**Supplied material**

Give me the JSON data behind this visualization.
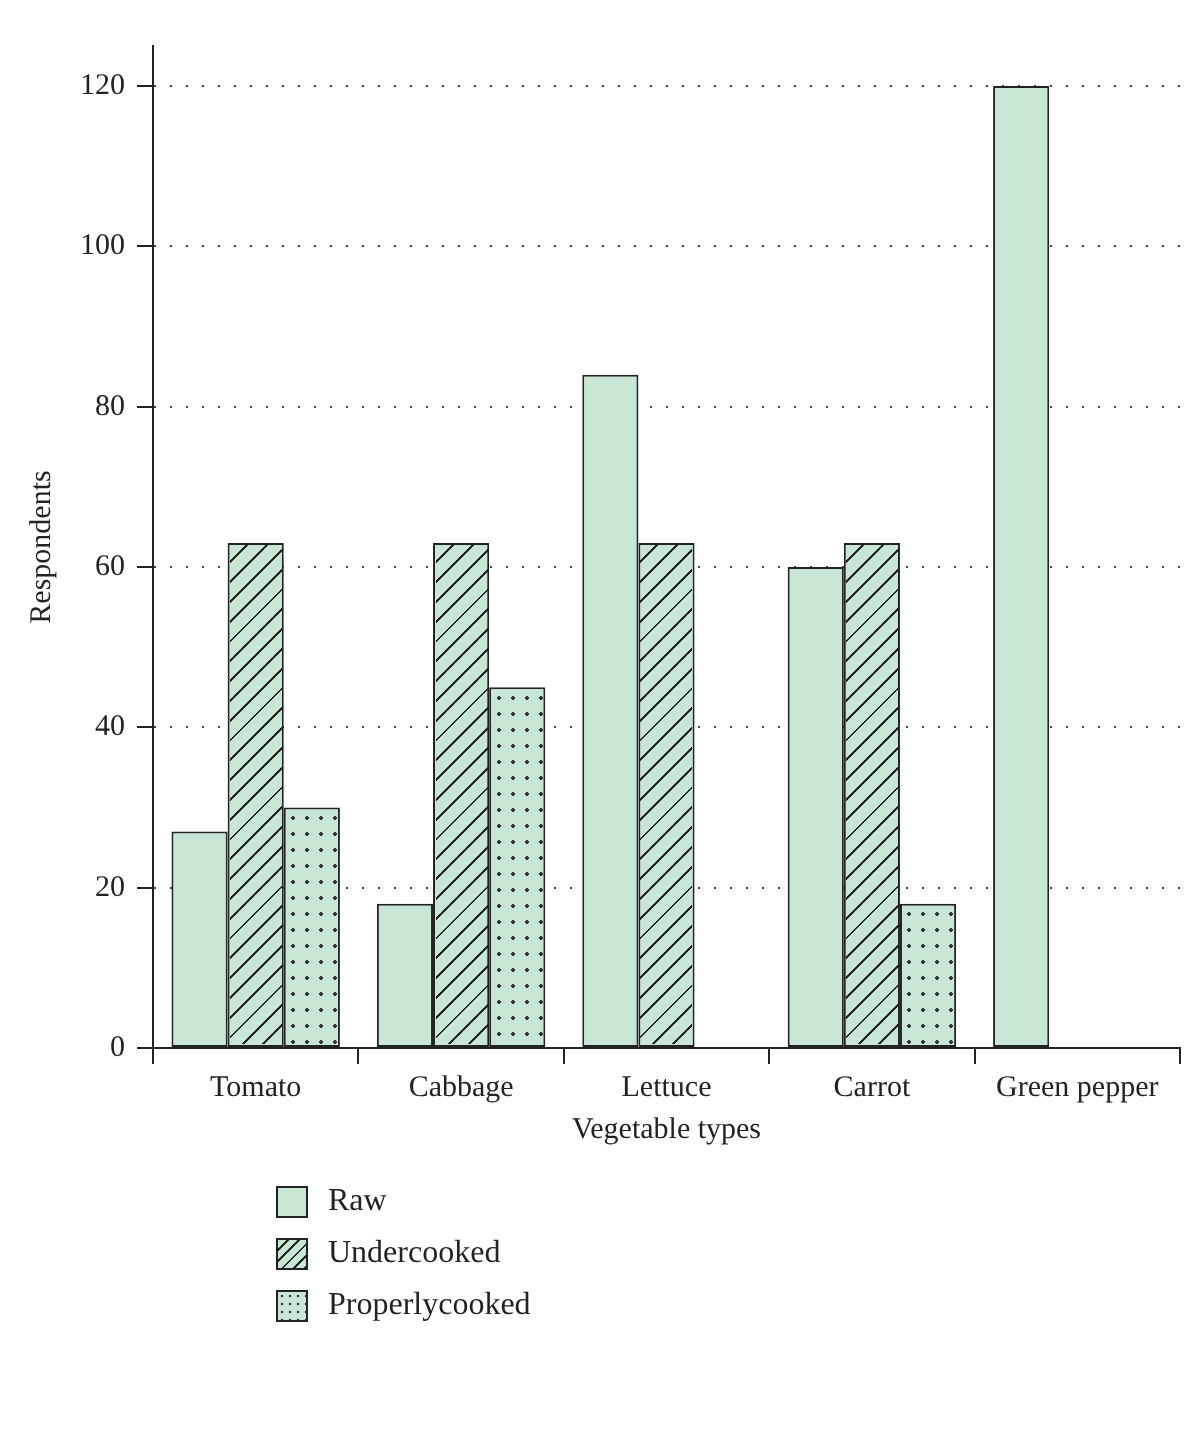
{
  "chart_data": {
    "type": "bar",
    "xlabel": "Vegetable types",
    "ylabel": "Respondents",
    "categories": [
      "Tomato",
      "Cabbage",
      "Lettuce",
      "Carrot",
      "Green pepper"
    ],
    "series": [
      {
        "name": "Raw",
        "color": "#c8e6d4",
        "values": [
          27,
          18,
          84,
          60,
          120
        ]
      },
      {
        "name": "Undercooked",
        "color": "#c8e6d4",
        "values": [
          63,
          63,
          63,
          63,
          null
        ]
      },
      {
        "name": "Properlycooked",
        "color": "#c8e6d4",
        "values": [
          30,
          45,
          0,
          18,
          null
        ]
      }
    ],
    "ylim": [
      0,
      125
    ],
    "yticks": [
      0,
      20,
      40,
      60,
      80,
      100,
      120
    ],
    "grid": "y",
    "legend": "bottom"
  }
}
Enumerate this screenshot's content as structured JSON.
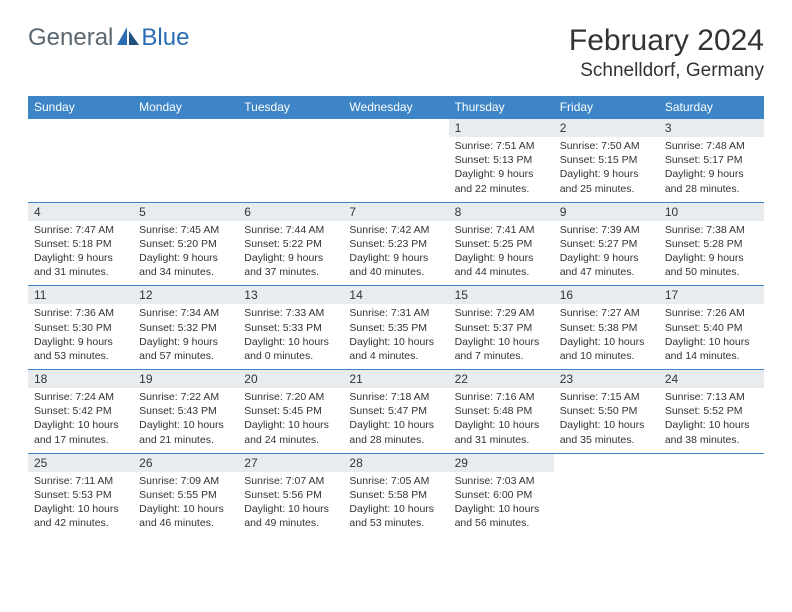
{
  "brand": {
    "word1": "General",
    "word2": "Blue"
  },
  "title": "February 2024",
  "location": "Schnelldorf, Germany",
  "colors": {
    "header_bg": "#3d85c6",
    "header_fg": "#ffffff",
    "row_border": "#3d85c6",
    "daynum_bg": "#e9ecef",
    "text": "#333333",
    "logo_gray": "#5a6770",
    "logo_blue": "#2a6db5",
    "page_bg": "#ffffff"
  },
  "layout": {
    "columns": 7,
    "rows": 5,
    "fontsize_header": 12,
    "fontsize_daynum": 12,
    "fontsize_body": 10.5
  },
  "weekdays": [
    "Sunday",
    "Monday",
    "Tuesday",
    "Wednesday",
    "Thursday",
    "Friday",
    "Saturday"
  ],
  "weeks": [
    [
      {
        "empty": true
      },
      {
        "empty": true
      },
      {
        "empty": true
      },
      {
        "empty": true
      },
      {
        "num": "1",
        "sunrise": "Sunrise: 7:51 AM",
        "sunset": "Sunset: 5:13 PM",
        "daylight1": "Daylight: 9 hours",
        "daylight2": "and 22 minutes."
      },
      {
        "num": "2",
        "sunrise": "Sunrise: 7:50 AM",
        "sunset": "Sunset: 5:15 PM",
        "daylight1": "Daylight: 9 hours",
        "daylight2": "and 25 minutes."
      },
      {
        "num": "3",
        "sunrise": "Sunrise: 7:48 AM",
        "sunset": "Sunset: 5:17 PM",
        "daylight1": "Daylight: 9 hours",
        "daylight2": "and 28 minutes."
      }
    ],
    [
      {
        "num": "4",
        "sunrise": "Sunrise: 7:47 AM",
        "sunset": "Sunset: 5:18 PM",
        "daylight1": "Daylight: 9 hours",
        "daylight2": "and 31 minutes."
      },
      {
        "num": "5",
        "sunrise": "Sunrise: 7:45 AM",
        "sunset": "Sunset: 5:20 PM",
        "daylight1": "Daylight: 9 hours",
        "daylight2": "and 34 minutes."
      },
      {
        "num": "6",
        "sunrise": "Sunrise: 7:44 AM",
        "sunset": "Sunset: 5:22 PM",
        "daylight1": "Daylight: 9 hours",
        "daylight2": "and 37 minutes."
      },
      {
        "num": "7",
        "sunrise": "Sunrise: 7:42 AM",
        "sunset": "Sunset: 5:23 PM",
        "daylight1": "Daylight: 9 hours",
        "daylight2": "and 40 minutes."
      },
      {
        "num": "8",
        "sunrise": "Sunrise: 7:41 AM",
        "sunset": "Sunset: 5:25 PM",
        "daylight1": "Daylight: 9 hours",
        "daylight2": "and 44 minutes."
      },
      {
        "num": "9",
        "sunrise": "Sunrise: 7:39 AM",
        "sunset": "Sunset: 5:27 PM",
        "daylight1": "Daylight: 9 hours",
        "daylight2": "and 47 minutes."
      },
      {
        "num": "10",
        "sunrise": "Sunrise: 7:38 AM",
        "sunset": "Sunset: 5:28 PM",
        "daylight1": "Daylight: 9 hours",
        "daylight2": "and 50 minutes."
      }
    ],
    [
      {
        "num": "11",
        "sunrise": "Sunrise: 7:36 AM",
        "sunset": "Sunset: 5:30 PM",
        "daylight1": "Daylight: 9 hours",
        "daylight2": "and 53 minutes."
      },
      {
        "num": "12",
        "sunrise": "Sunrise: 7:34 AM",
        "sunset": "Sunset: 5:32 PM",
        "daylight1": "Daylight: 9 hours",
        "daylight2": "and 57 minutes."
      },
      {
        "num": "13",
        "sunrise": "Sunrise: 7:33 AM",
        "sunset": "Sunset: 5:33 PM",
        "daylight1": "Daylight: 10 hours",
        "daylight2": "and 0 minutes."
      },
      {
        "num": "14",
        "sunrise": "Sunrise: 7:31 AM",
        "sunset": "Sunset: 5:35 PM",
        "daylight1": "Daylight: 10 hours",
        "daylight2": "and 4 minutes."
      },
      {
        "num": "15",
        "sunrise": "Sunrise: 7:29 AM",
        "sunset": "Sunset: 5:37 PM",
        "daylight1": "Daylight: 10 hours",
        "daylight2": "and 7 minutes."
      },
      {
        "num": "16",
        "sunrise": "Sunrise: 7:27 AM",
        "sunset": "Sunset: 5:38 PM",
        "daylight1": "Daylight: 10 hours",
        "daylight2": "and 10 minutes."
      },
      {
        "num": "17",
        "sunrise": "Sunrise: 7:26 AM",
        "sunset": "Sunset: 5:40 PM",
        "daylight1": "Daylight: 10 hours",
        "daylight2": "and 14 minutes."
      }
    ],
    [
      {
        "num": "18",
        "sunrise": "Sunrise: 7:24 AM",
        "sunset": "Sunset: 5:42 PM",
        "daylight1": "Daylight: 10 hours",
        "daylight2": "and 17 minutes."
      },
      {
        "num": "19",
        "sunrise": "Sunrise: 7:22 AM",
        "sunset": "Sunset: 5:43 PM",
        "daylight1": "Daylight: 10 hours",
        "daylight2": "and 21 minutes."
      },
      {
        "num": "20",
        "sunrise": "Sunrise: 7:20 AM",
        "sunset": "Sunset: 5:45 PM",
        "daylight1": "Daylight: 10 hours",
        "daylight2": "and 24 minutes."
      },
      {
        "num": "21",
        "sunrise": "Sunrise: 7:18 AM",
        "sunset": "Sunset: 5:47 PM",
        "daylight1": "Daylight: 10 hours",
        "daylight2": "and 28 minutes."
      },
      {
        "num": "22",
        "sunrise": "Sunrise: 7:16 AM",
        "sunset": "Sunset: 5:48 PM",
        "daylight1": "Daylight: 10 hours",
        "daylight2": "and 31 minutes."
      },
      {
        "num": "23",
        "sunrise": "Sunrise: 7:15 AM",
        "sunset": "Sunset: 5:50 PM",
        "daylight1": "Daylight: 10 hours",
        "daylight2": "and 35 minutes."
      },
      {
        "num": "24",
        "sunrise": "Sunrise: 7:13 AM",
        "sunset": "Sunset: 5:52 PM",
        "daylight1": "Daylight: 10 hours",
        "daylight2": "and 38 minutes."
      }
    ],
    [
      {
        "num": "25",
        "sunrise": "Sunrise: 7:11 AM",
        "sunset": "Sunset: 5:53 PM",
        "daylight1": "Daylight: 10 hours",
        "daylight2": "and 42 minutes."
      },
      {
        "num": "26",
        "sunrise": "Sunrise: 7:09 AM",
        "sunset": "Sunset: 5:55 PM",
        "daylight1": "Daylight: 10 hours",
        "daylight2": "and 46 minutes."
      },
      {
        "num": "27",
        "sunrise": "Sunrise: 7:07 AM",
        "sunset": "Sunset: 5:56 PM",
        "daylight1": "Daylight: 10 hours",
        "daylight2": "and 49 minutes."
      },
      {
        "num": "28",
        "sunrise": "Sunrise: 7:05 AM",
        "sunset": "Sunset: 5:58 PM",
        "daylight1": "Daylight: 10 hours",
        "daylight2": "and 53 minutes."
      },
      {
        "num": "29",
        "sunrise": "Sunrise: 7:03 AM",
        "sunset": "Sunset: 6:00 PM",
        "daylight1": "Daylight: 10 hours",
        "daylight2": "and 56 minutes."
      },
      {
        "empty": true
      },
      {
        "empty": true
      }
    ]
  ]
}
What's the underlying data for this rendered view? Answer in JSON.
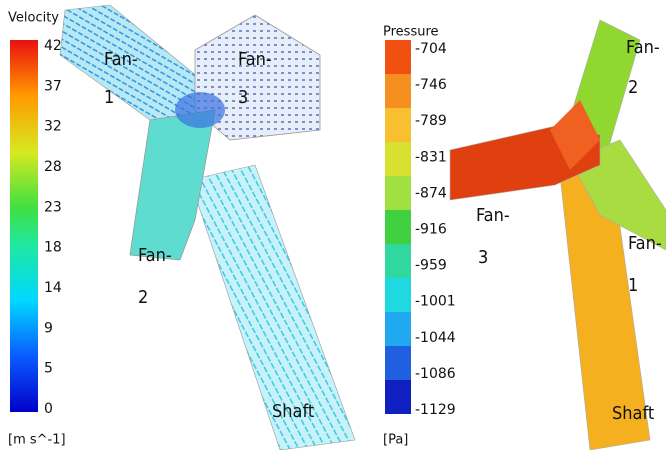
{
  "panels": [
    {
      "colorbar": {
        "title": "Velocity",
        "ticks": [
          42,
          37,
          32,
          28,
          23,
          18,
          14,
          9,
          5,
          0
        ],
        "unit": "[m s^-1]"
      },
      "labels": [
        "Fan-",
        "1",
        "Fan-",
        "3",
        "Fan-",
        "2",
        "Shaft"
      ]
    },
    {
      "colorbar": {
        "title": "Pressure",
        "ticks": [
          -704,
          -746,
          -789,
          -831,
          -874,
          -916,
          -959,
          -1001,
          -1044,
          -1086,
          -1129
        ],
        "unit": "[Pa]"
      },
      "labels": [
        "Fan-",
        "2",
        "Fan-",
        "3",
        "Fan-",
        "1",
        "Shaft"
      ]
    }
  ]
}
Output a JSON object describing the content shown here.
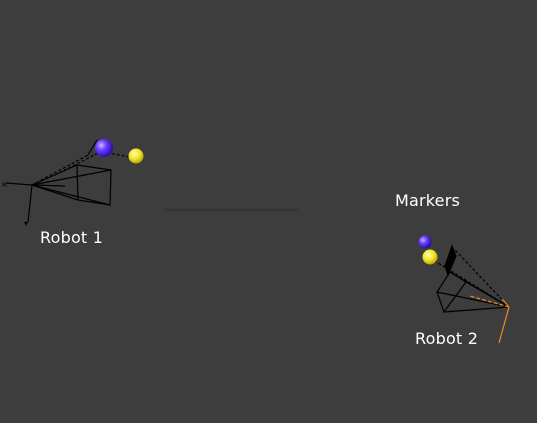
{
  "viewport": {
    "background": "#3d3d3d",
    "labels": {
      "robot1": "Robot 1",
      "robot2": "Robot 2",
      "markers": "Markers"
    }
  },
  "colors": {
    "wire": "#000000",
    "marker_blue": "#6a3cff",
    "marker_yellow": "#f3e62a",
    "axis_orange": "#f08a1a"
  }
}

**Your goal**
Extract the run of lines from the line holding "Output a JSON" through the final line of the material above, exactly and inclusively. Leave the pictures behind.

**Written solution**
Output a JSON object describing the content shown here.
{
  "viewport": {
    "background": "#3d3d3d",
    "labels": {
      "robot1": "Robot 1",
      "robot2": "Robot 2",
      "markers": "Markers"
    }
  },
  "colors": {
    "wire": "#000000",
    "marker_blue": "#6a3cff",
    "marker_yellow": "#f3e62a",
    "axis_orange": "#f08a1a"
  }
}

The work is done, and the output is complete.